**What is needed:**
Copy each line of the listing below exactly.

**Given information:**
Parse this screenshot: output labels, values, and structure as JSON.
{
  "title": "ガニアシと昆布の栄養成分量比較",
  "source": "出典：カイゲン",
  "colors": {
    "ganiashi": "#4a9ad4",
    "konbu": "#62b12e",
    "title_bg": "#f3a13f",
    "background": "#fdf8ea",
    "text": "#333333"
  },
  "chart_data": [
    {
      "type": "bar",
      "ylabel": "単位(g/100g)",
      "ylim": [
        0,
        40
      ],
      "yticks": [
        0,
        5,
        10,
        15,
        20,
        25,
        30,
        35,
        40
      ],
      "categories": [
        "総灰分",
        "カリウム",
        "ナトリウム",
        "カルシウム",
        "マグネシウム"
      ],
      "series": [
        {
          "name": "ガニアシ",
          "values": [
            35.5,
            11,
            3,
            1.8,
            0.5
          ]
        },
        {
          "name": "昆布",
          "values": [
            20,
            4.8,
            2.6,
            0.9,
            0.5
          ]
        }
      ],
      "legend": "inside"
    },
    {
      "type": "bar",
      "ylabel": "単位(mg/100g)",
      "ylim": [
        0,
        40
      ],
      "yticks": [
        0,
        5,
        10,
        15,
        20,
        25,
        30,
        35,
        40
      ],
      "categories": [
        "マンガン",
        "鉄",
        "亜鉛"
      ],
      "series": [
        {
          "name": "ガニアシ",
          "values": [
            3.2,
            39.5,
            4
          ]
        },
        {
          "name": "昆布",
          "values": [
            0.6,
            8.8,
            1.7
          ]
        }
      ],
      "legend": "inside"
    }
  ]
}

**Written response:**
Parse this screenshot: output labels, values, and structure as JSON.
{
  "title": "ガニアシと昆布の栄養成分量比較",
  "source": "出典：カイゲン",
  "colors": {
    "ganiashi": "#4a9ad4",
    "konbu": "#62b12e",
    "title_bg": "#f3a13f",
    "background": "#fdf8ea",
    "text": "#333333"
  },
  "chart_data": [
    {
      "type": "bar",
      "ylabel": "単位(g/100g)",
      "ylim": [
        0,
        40
      ],
      "yticks": [
        0,
        5,
        10,
        15,
        20,
        25,
        30,
        35,
        40
      ],
      "categories": [
        "総灰分",
        "カリウム",
        "ナトリウム",
        "カルシウム",
        "マグネシウム"
      ],
      "series": [
        {
          "name": "ガニアシ",
          "values": [
            35.5,
            11,
            3,
            1.8,
            0.5
          ]
        },
        {
          "name": "昆布",
          "values": [
            20,
            4.8,
            2.6,
            0.9,
            0.5
          ]
        }
      ],
      "legend": "inside"
    },
    {
      "type": "bar",
      "ylabel": "単位(mg/100g)",
      "ylim": [
        0,
        40
      ],
      "yticks": [
        0,
        5,
        10,
        15,
        20,
        25,
        30,
        35,
        40
      ],
      "categories": [
        "マンガン",
        "鉄",
        "亜鉛"
      ],
      "series": [
        {
          "name": "ガニアシ",
          "values": [
            3.2,
            39.5,
            4
          ]
        },
        {
          "name": "昆布",
          "values": [
            0.6,
            8.8,
            1.7
          ]
        }
      ],
      "legend": "inside"
    }
  ]
}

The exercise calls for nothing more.